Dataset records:
^^^^

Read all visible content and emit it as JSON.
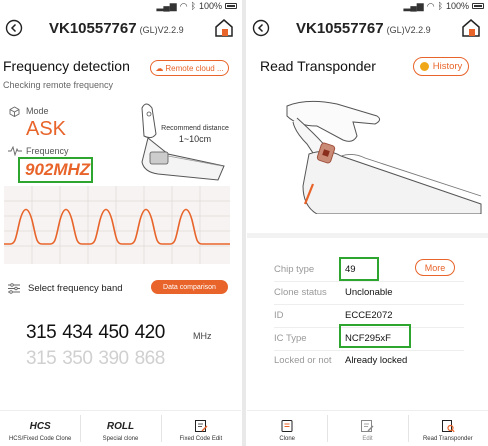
{
  "status_bar": {
    "battery": "100%"
  },
  "left": {
    "device_name": "VK10557767",
    "device_version": "(GL)V2.2.9",
    "title": "Frequency detection",
    "remote_button": "Remote cloud ...",
    "subtitle": "Checking remote frequency",
    "mode_label": "Mode",
    "mode_value": "ASK",
    "frequency_label": "Frequency",
    "frequency_value": "902MHZ",
    "recommend_label": "Recommend distance",
    "recommend_value": "1~10cm",
    "select_band_label": "Select frequency band",
    "compare_button": "Data comparison",
    "freq_numbers": [
      "315",
      "434",
      "450",
      "420"
    ],
    "freq_unit": "MHz",
    "freq_numbers_faded": [
      "315",
      "350",
      "390",
      "868"
    ],
    "nav": [
      {
        "label": "HCS/Fixed Code Clone",
        "icon": "hcs-icon",
        "glyph": "HCS"
      },
      {
        "label": "Special clone",
        "icon": "roll-icon",
        "glyph": "ROLL"
      },
      {
        "label": "Fixed Code Edit",
        "icon": "edit-icon"
      }
    ]
  },
  "right": {
    "device_name": "VK10557767",
    "device_version": "(GL)V2.2.9",
    "title": "Read Transponder",
    "history_button": "History",
    "more_button": "More",
    "rows": [
      {
        "label": "Chip type",
        "value": "49"
      },
      {
        "label": "Clone status",
        "value": "Unclonable"
      },
      {
        "label": "ID",
        "value": "ECCE2072"
      },
      {
        "label": "IC Type",
        "value": "NCF295xF"
      },
      {
        "label": "Locked or not",
        "value": "Already locked"
      }
    ],
    "nav": [
      {
        "label": "Clone",
        "icon": "clone-icon"
      },
      {
        "label": "Edit",
        "icon": "edit-icon"
      },
      {
        "label": "Read Transponder",
        "icon": "read-transponder-icon"
      }
    ]
  },
  "colors": {
    "accent": "#e8642a",
    "highlight": "#2ea52e"
  }
}
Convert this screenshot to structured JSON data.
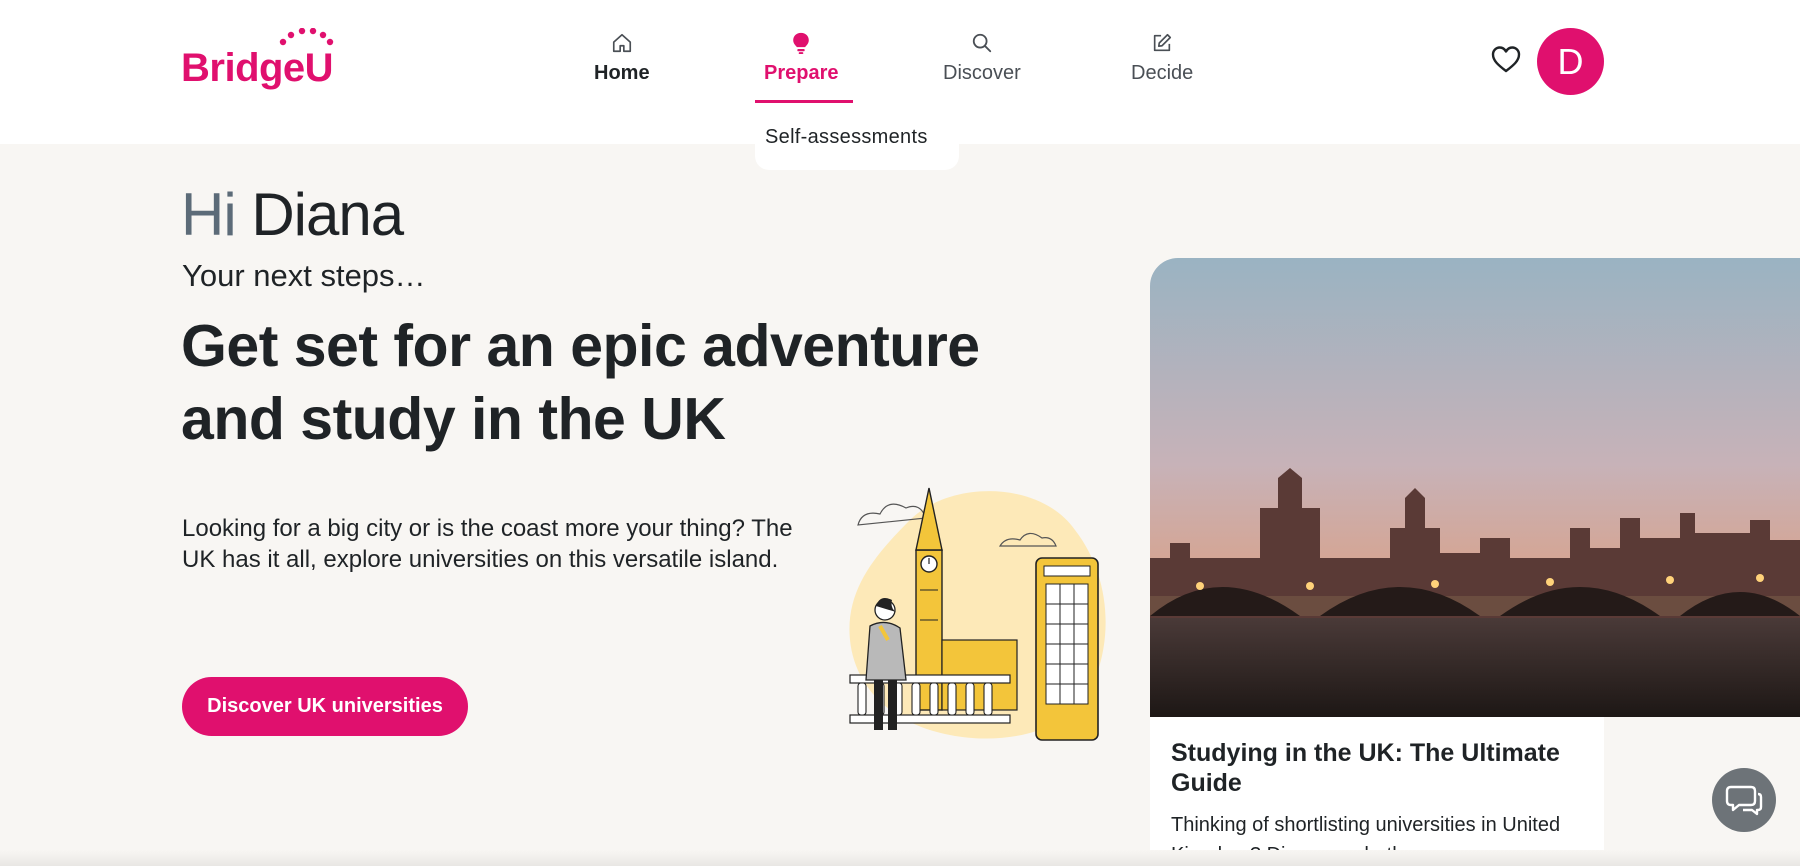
{
  "brand": {
    "name": "BridgeU",
    "color": "#e0106e"
  },
  "nav": {
    "items": [
      {
        "label": "Home",
        "icon": "home-icon"
      },
      {
        "label": "Prepare",
        "icon": "lightbulb-icon"
      },
      {
        "label": "Discover",
        "icon": "search-icon"
      },
      {
        "label": "Decide",
        "icon": "edit-icon"
      }
    ],
    "active_item": "Prepare",
    "dropdown_item": "Self-assessments"
  },
  "user": {
    "avatar_initial": "D",
    "favorites_icon": "heart-icon"
  },
  "hero": {
    "greeting_hi": "Hi",
    "greeting_name": "Diana",
    "subheading": "Your next steps…",
    "headline": "Get set for an epic adventure and study in the UK",
    "body": "Looking for a big city or is the coast more your thing? The UK has it all, explore universities on this versatile island.",
    "cta_label": "Discover UK universities"
  },
  "card": {
    "title": "Studying in the UK: The Ultimate Guide",
    "description": "Thinking of shortlisting universities in United Kingdom? Discover whether or"
  },
  "chat": {
    "icon": "chat-bubbles-icon"
  }
}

^^^^

Reproduce word for word only the lines between the line containing "Convert this screenshot" and the end of the listing above, both included, and drop any pictures.

■ TASK ANSWER:
Convert this screenshot to structured JSON data.
{
  "brand": {
    "name": "BridgeU",
    "color": "#e0106e"
  },
  "nav": {
    "items": [
      {
        "label": "Home",
        "icon": "home-icon"
      },
      {
        "label": "Prepare",
        "icon": "lightbulb-icon"
      },
      {
        "label": "Discover",
        "icon": "search-icon"
      },
      {
        "label": "Decide",
        "icon": "edit-icon"
      }
    ],
    "active_item": "Prepare",
    "dropdown_item": "Self-assessments"
  },
  "user": {
    "avatar_initial": "D",
    "favorites_icon": "heart-icon"
  },
  "hero": {
    "greeting_hi": "Hi",
    "greeting_name": "Diana",
    "subheading": "Your next steps…",
    "headline": "Get set for an epic adventure and study in the UK",
    "body": "Looking for a big city or is the coast more your thing? The UK has it all, explore universities on this versatile island.",
    "cta_label": "Discover UK universities"
  },
  "card": {
    "title": "Studying in the UK: The Ultimate Guide",
    "description": "Thinking of shortlisting universities in United Kingdom? Discover whether or"
  },
  "chat": {
    "icon": "chat-bubbles-icon"
  }
}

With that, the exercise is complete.